======== DATA SECTION ========

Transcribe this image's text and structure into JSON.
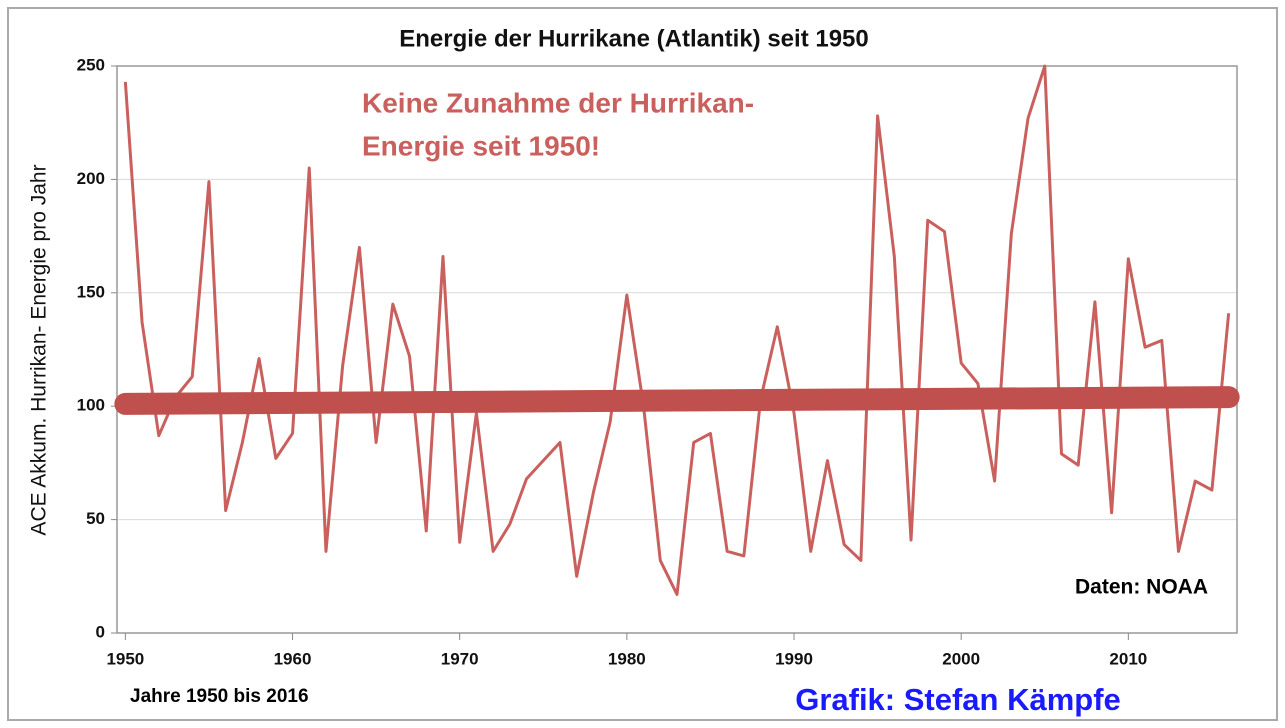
{
  "chart_data": {
    "type": "line",
    "title": "Energie der Hurrikane (Atlantik) seit 1950",
    "ylabel": "ACE Akkum. Hurrikan- Energie pro Jahr",
    "annotation": [
      "Keine Zunahme der Hurrikan-",
      "Energie seit 1950!"
    ],
    "source": "Daten: NOAA",
    "x_note": "Jahre 1950 bis 2016",
    "credit": "Grafik: Stefan Kämpfe",
    "x": [
      1950,
      1951,
      1952,
      1953,
      1954,
      1955,
      1956,
      1957,
      1958,
      1959,
      1960,
      1961,
      1962,
      1963,
      1964,
      1965,
      1966,
      1967,
      1968,
      1969,
      1970,
      1971,
      1972,
      1973,
      1974,
      1975,
      1976,
      1977,
      1978,
      1979,
      1980,
      1981,
      1982,
      1983,
      1984,
      1985,
      1986,
      1987,
      1988,
      1989,
      1990,
      1991,
      1992,
      1993,
      1994,
      1995,
      1996,
      1997,
      1998,
      1999,
      2000,
      2001,
      2002,
      2003,
      2004,
      2005,
      2006,
      2007,
      2008,
      2009,
      2010,
      2011,
      2012,
      2013,
      2014,
      2015,
      2016
    ],
    "series": [
      {
        "color": "#c9605e",
        "values": [
          243,
          137,
          87,
          104,
          113,
          199,
          54,
          84,
          121,
          77,
          88,
          205,
          36,
          118,
          170,
          84,
          145,
          122,
          45,
          166,
          40,
          97,
          36,
          48,
          68,
          76,
          84,
          25,
          62,
          93,
          149,
          100,
          32,
          17,
          84,
          88,
          36,
          34,
          103,
          135,
          97,
          36,
          76,
          39,
          32,
          228,
          166,
          41,
          182,
          177,
          119,
          110,
          67,
          176,
          227,
          250,
          79,
          74,
          146,
          53,
          165,
          126,
          129,
          36,
          67,
          63,
          141
        ]
      }
    ],
    "trend": {
      "color": "#c0504d",
      "x": [
        1950,
        2016
      ],
      "values": [
        101,
        104
      ]
    },
    "xlim": [
      1949.5,
      2016.5
    ],
    "xticks": [
      1950,
      1960,
      1970,
      1980,
      1990,
      2000,
      2010
    ],
    "ylim": [
      0,
      250
    ],
    "yticks": [
      0,
      50,
      100,
      150,
      200,
      250
    ],
    "grid": true
  }
}
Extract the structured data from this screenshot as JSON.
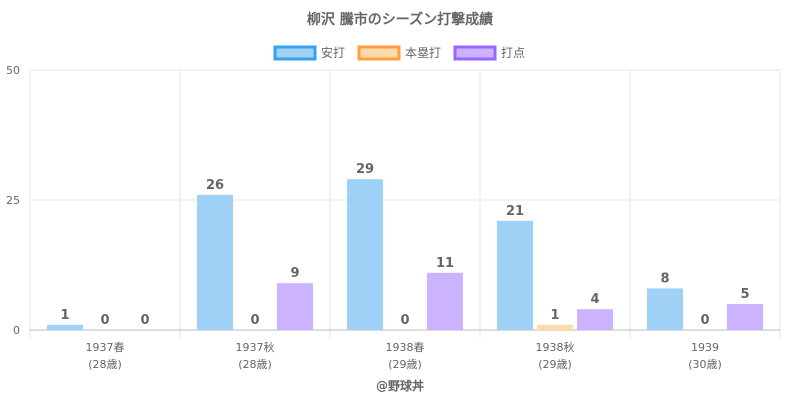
{
  "chart_data": {
    "type": "bar",
    "title": "柳沢 騰市のシーズン打撃成績",
    "categories": [
      "1937春",
      "1937秋",
      "1938春",
      "1938秋",
      "1939"
    ],
    "category_sublabels": [
      "(28歳)",
      "(28歳)",
      "(29歳)",
      "(29歳)",
      "(30歳)"
    ],
    "series": [
      {
        "name": "安打",
        "values": [
          1,
          26,
          29,
          21,
          8
        ],
        "color": "#9fd0f5",
        "border": "#36a2eb"
      },
      {
        "name": "本塁打",
        "values": [
          0,
          0,
          0,
          1,
          0
        ],
        "color": "#ffd9a8",
        "border": "#ff9f40"
      },
      {
        "name": "打点",
        "values": [
          0,
          9,
          11,
          4,
          5
        ],
        "color": "#ccb3ff",
        "border": "#9966ff"
      }
    ],
    "ylim": [
      0,
      50
    ],
    "yticks": [
      0,
      25,
      50
    ],
    "xlabel": "",
    "ylabel": "",
    "grid": true,
    "legend_position": "top",
    "footer": "@野球丼"
  }
}
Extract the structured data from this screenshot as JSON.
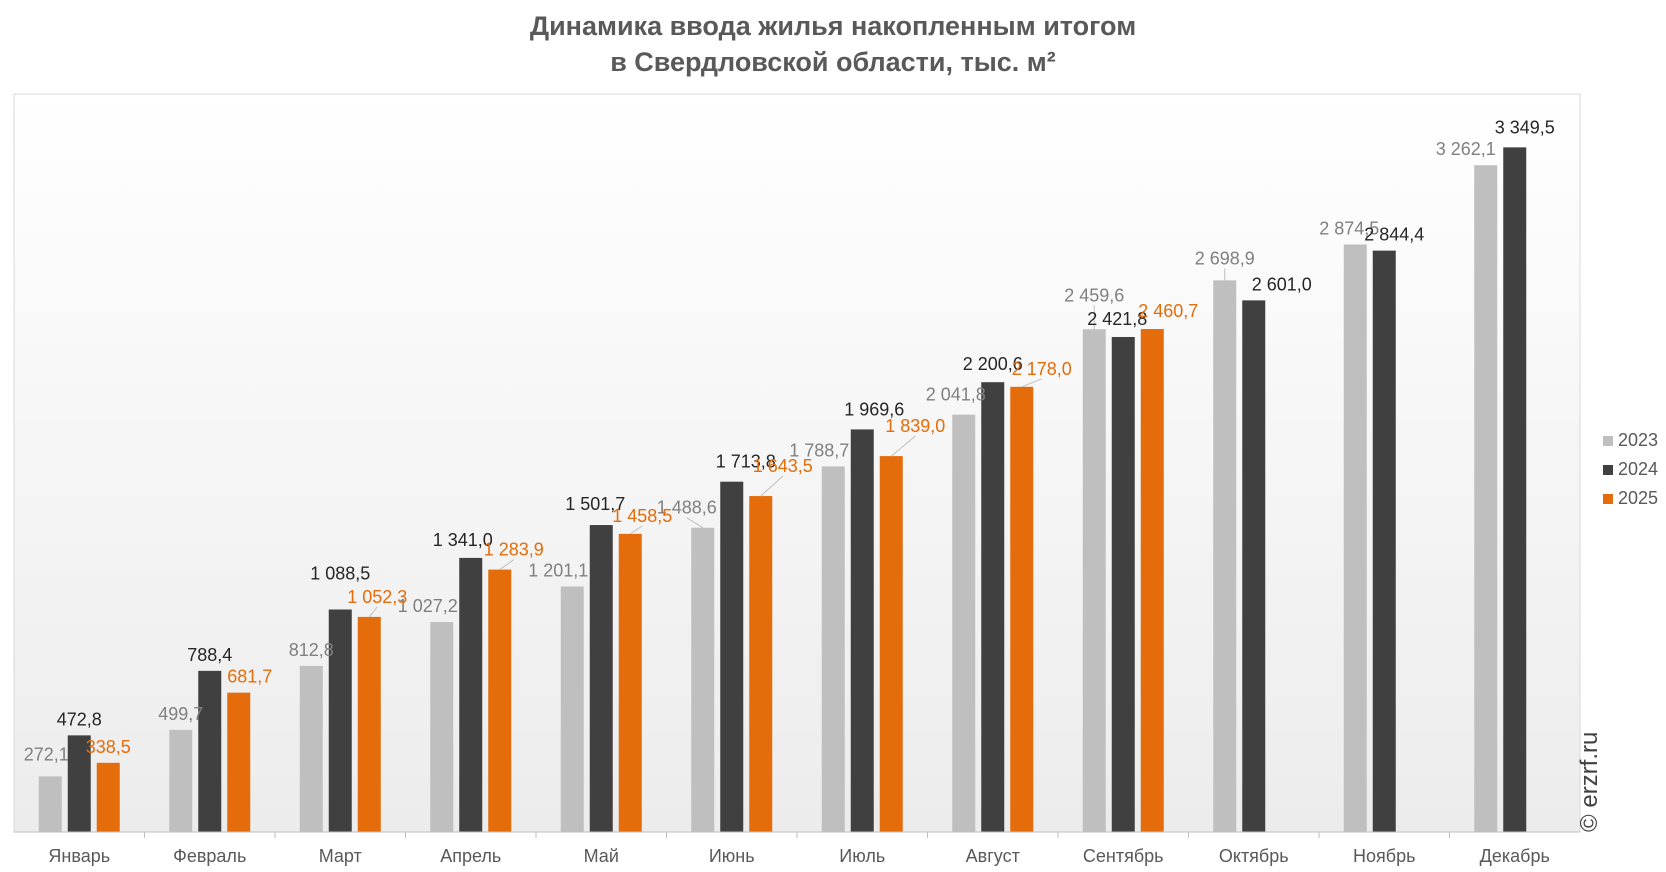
{
  "title_line1": "Динамика ввода жилья накопленным итогом",
  "title_line2": "в Свердловской области, тыс. м²",
  "watermark": "© erzrf.ru",
  "colors": {
    "2023": "#bfbfbf",
    "2024": "#404040",
    "2025": "#e46c0a",
    "label_2023": "#808080",
    "label_2024": "#262626",
    "label_2025": "#e46c0a",
    "axis_text": "#595959"
  },
  "chart_data": {
    "type": "bar",
    "title": "Динамика ввода жилья накопленным итогом в Свердловской области, тыс. м²",
    "xlabel": "",
    "ylabel": "",
    "ylim": [
      0,
      3600
    ],
    "grid": false,
    "legend_position": "right",
    "categories": [
      "Январь",
      "Февраль",
      "Март",
      "Апрель",
      "Май",
      "Июнь",
      "Июль",
      "Август",
      "Сентябрь",
      "Октябрь",
      "Ноябрь",
      "Декабрь"
    ],
    "series": [
      {
        "name": "2023",
        "values": [
          272.1,
          499.7,
          812.8,
          1027.2,
          1201.1,
          1488.6,
          1788.7,
          2041.8,
          2459.6,
          2698.9,
          2874.5,
          3262.1
        ],
        "labels": [
          "272,1",
          "499,7",
          "812,8",
          "1 027,2",
          "1 201,1",
          "1 488,6",
          "1 788,7",
          "2 041,8",
          "2 459,6",
          "2 698,9",
          "2 874,5",
          "3 262,1"
        ]
      },
      {
        "name": "2024",
        "values": [
          472.8,
          788.4,
          1088.5,
          1341.0,
          1501.7,
          1713.8,
          1969.6,
          2200.6,
          2421.8,
          2601.0,
          2844.4,
          3349.5
        ],
        "labels": [
          "472,8",
          "788,4",
          "1 088,5",
          "1 341,0",
          "1 501,7",
          "1 713,8",
          "1 969,6",
          "2 200,6",
          "2 421,8",
          "2 601,0",
          "2 844,4",
          "3 349,5"
        ]
      },
      {
        "name": "2025",
        "values": [
          338.5,
          681.7,
          1052.3,
          1283.9,
          1458.5,
          1643.5,
          1839.0,
          2178.0,
          2460.7,
          null,
          null,
          null
        ],
        "labels": [
          "338,5",
          "681,7",
          "1 052,3",
          "1 283,9",
          "1 458,5",
          "1 643,5",
          "1 839,0",
          "2 178,0",
          "2 460,7",
          "",
          "",
          ""
        ]
      }
    ]
  }
}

========

→ **WRITTEN REQUEST**:
Pictures are excluded; output everything else in the data verbatim.

→ **RESULT OF THIS EXERCISE**:
Transcribe this image's text and structure into JSON.
{
  "chart_data": {
    "type": "line",
    "title": "Energie der Hurrikane (Atlantik) seit 1950",
    "ylabel": "ACE Akkum. Hurrikan- Energie pro Jahr",
    "annotation": [
      "Keine Zunahme der Hurrikan-",
      "Energie seit 1950!"
    ],
    "source": "Daten: NOAA",
    "x_note": "Jahre 1950 bis 2016",
    "credit": "Grafik: Stefan Kämpfe",
    "x": [
      1950,
      1951,
      1952,
      1953,
      1954,
      1955,
      1956,
      1957,
      1958,
      1959,
      1960,
      1961,
      1962,
      1963,
      1964,
      1965,
      1966,
      1967,
      1968,
      1969,
      1970,
      1971,
      1972,
      1973,
      1974,
      1975,
      1976,
      1977,
      1978,
      1979,
      1980,
      1981,
      1982,
      1983,
      1984,
      1985,
      1986,
      1987,
      1988,
      1989,
      1990,
      1991,
      1992,
      1993,
      1994,
      1995,
      1996,
      1997,
      1998,
      1999,
      2000,
      2001,
      2002,
      2003,
      2004,
      2005,
      2006,
      2007,
      2008,
      2009,
      2010,
      2011,
      2012,
      2013,
      2014,
      2015,
      2016
    ],
    "series": [
      {
        "color": "#c9605e",
        "values": [
          243,
          137,
          87,
          104,
          113,
          199,
          54,
          84,
          121,
          77,
          88,
          205,
          36,
          118,
          170,
          84,
          145,
          122,
          45,
          166,
          40,
          97,
          36,
          48,
          68,
          76,
          84,
          25,
          62,
          93,
          149,
          100,
          32,
          17,
          84,
          88,
          36,
          34,
          103,
          135,
          97,
          36,
          76,
          39,
          32,
          228,
          166,
          41,
          182,
          177,
          119,
          110,
          67,
          176,
          227,
          250,
          79,
          74,
          146,
          53,
          165,
          126,
          129,
          36,
          67,
          63,
          141
        ]
      }
    ],
    "trend": {
      "color": "#c0504d",
      "x": [
        1950,
        2016
      ],
      "values": [
        101,
        104
      ]
    },
    "xlim": [
      1949.5,
      2016.5
    ],
    "xticks": [
      1950,
      1960,
      1970,
      1980,
      1990,
      2000,
      2010
    ],
    "ylim": [
      0,
      250
    ],
    "yticks": [
      0,
      50,
      100,
      150,
      200,
      250
    ],
    "grid": true
  }
}
Extract the structured data from this screenshot as JSON.
{
  "chart_data": {
    "type": "bar",
    "title": "柳沢 騰市のシーズン打撃成績",
    "categories": [
      "1937春",
      "1937秋",
      "1938春",
      "1938秋",
      "1939"
    ],
    "category_sublabels": [
      "(28歳)",
      "(28歳)",
      "(29歳)",
      "(29歳)",
      "(30歳)"
    ],
    "series": [
      {
        "name": "安打",
        "values": [
          1,
          26,
          29,
          21,
          8
        ],
        "color": "#9fd0f5",
        "border": "#36a2eb"
      },
      {
        "name": "本塁打",
        "values": [
          0,
          0,
          0,
          1,
          0
        ],
        "color": "#ffd9a8",
        "border": "#ff9f40"
      },
      {
        "name": "打点",
        "values": [
          0,
          9,
          11,
          4,
          5
        ],
        "color": "#ccb3ff",
        "border": "#9966ff"
      }
    ],
    "ylim": [
      0,
      50
    ],
    "yticks": [
      0,
      25,
      50
    ],
    "xlabel": "",
    "ylabel": "",
    "grid": true,
    "legend_position": "top",
    "footer": "@野球丼"
  }
}
Extract the structured data from this screenshot as JSON.
{
  "title_line1": "Динамика ввода жилья накопленным итогом",
  "title_line2": "в Свердловской области, тыс. м²",
  "watermark": "© erzrf.ru",
  "colors": {
    "2023": "#bfbfbf",
    "2024": "#404040",
    "2025": "#e46c0a",
    "label_2023": "#808080",
    "label_2024": "#262626",
    "label_2025": "#e46c0a",
    "axis_text": "#595959"
  },
  "chart_data": {
    "type": "bar",
    "title": "Динамика ввода жилья накопленным итогом в Свердловской области, тыс. м²",
    "xlabel": "",
    "ylabel": "",
    "ylim": [
      0,
      3600
    ],
    "grid": false,
    "legend_position": "right",
    "categories": [
      "Январь",
      "Февраль",
      "Март",
      "Апрель",
      "Май",
      "Июнь",
      "Июль",
      "Август",
      "Сентябрь",
      "Октябрь",
      "Ноябрь",
      "Декабрь"
    ],
    "series": [
      {
        "name": "2023",
        "values": [
          272.1,
          499.7,
          812.8,
          1027.2,
          1201.1,
          1488.6,
          1788.7,
          2041.8,
          2459.6,
          2698.9,
          2874.5,
          3262.1
        ],
        "labels": [
          "272,1",
          "499,7",
          "812,8",
          "1 027,2",
          "1 201,1",
          "1 488,6",
          "1 788,7",
          "2 041,8",
          "2 459,6",
          "2 698,9",
          "2 874,5",
          "3 262,1"
        ]
      },
      {
        "name": "2024",
        "values": [
          472.8,
          788.4,
          1088.5,
          1341.0,
          1501.7,
          1713.8,
          1969.6,
          2200.6,
          2421.8,
          2601.0,
          2844.4,
          3349.5
        ],
        "labels": [
          "472,8",
          "788,4",
          "1 088,5",
          "1 341,0",
          "1 501,7",
          "1 713,8",
          "1 969,6",
          "2 200,6",
          "2 421,8",
          "2 601,0",
          "2 844,4",
          "3 349,5"
        ]
      },
      {
        "name": "2025",
        "values": [
          338.5,
          681.7,
          1052.3,
          1283.9,
          1458.5,
          1643.5,
          1839.0,
          2178.0,
          2460.7,
          null,
          null,
          null
        ],
        "labels": [
          "338,5",
          "681,7",
          "1 052,3",
          "1 283,9",
          "1 458,5",
          "1 643,5",
          "1 839,0",
          "2 178,0",
          "2 460,7",
          "",
          "",
          ""
        ]
      }
    ]
  }
}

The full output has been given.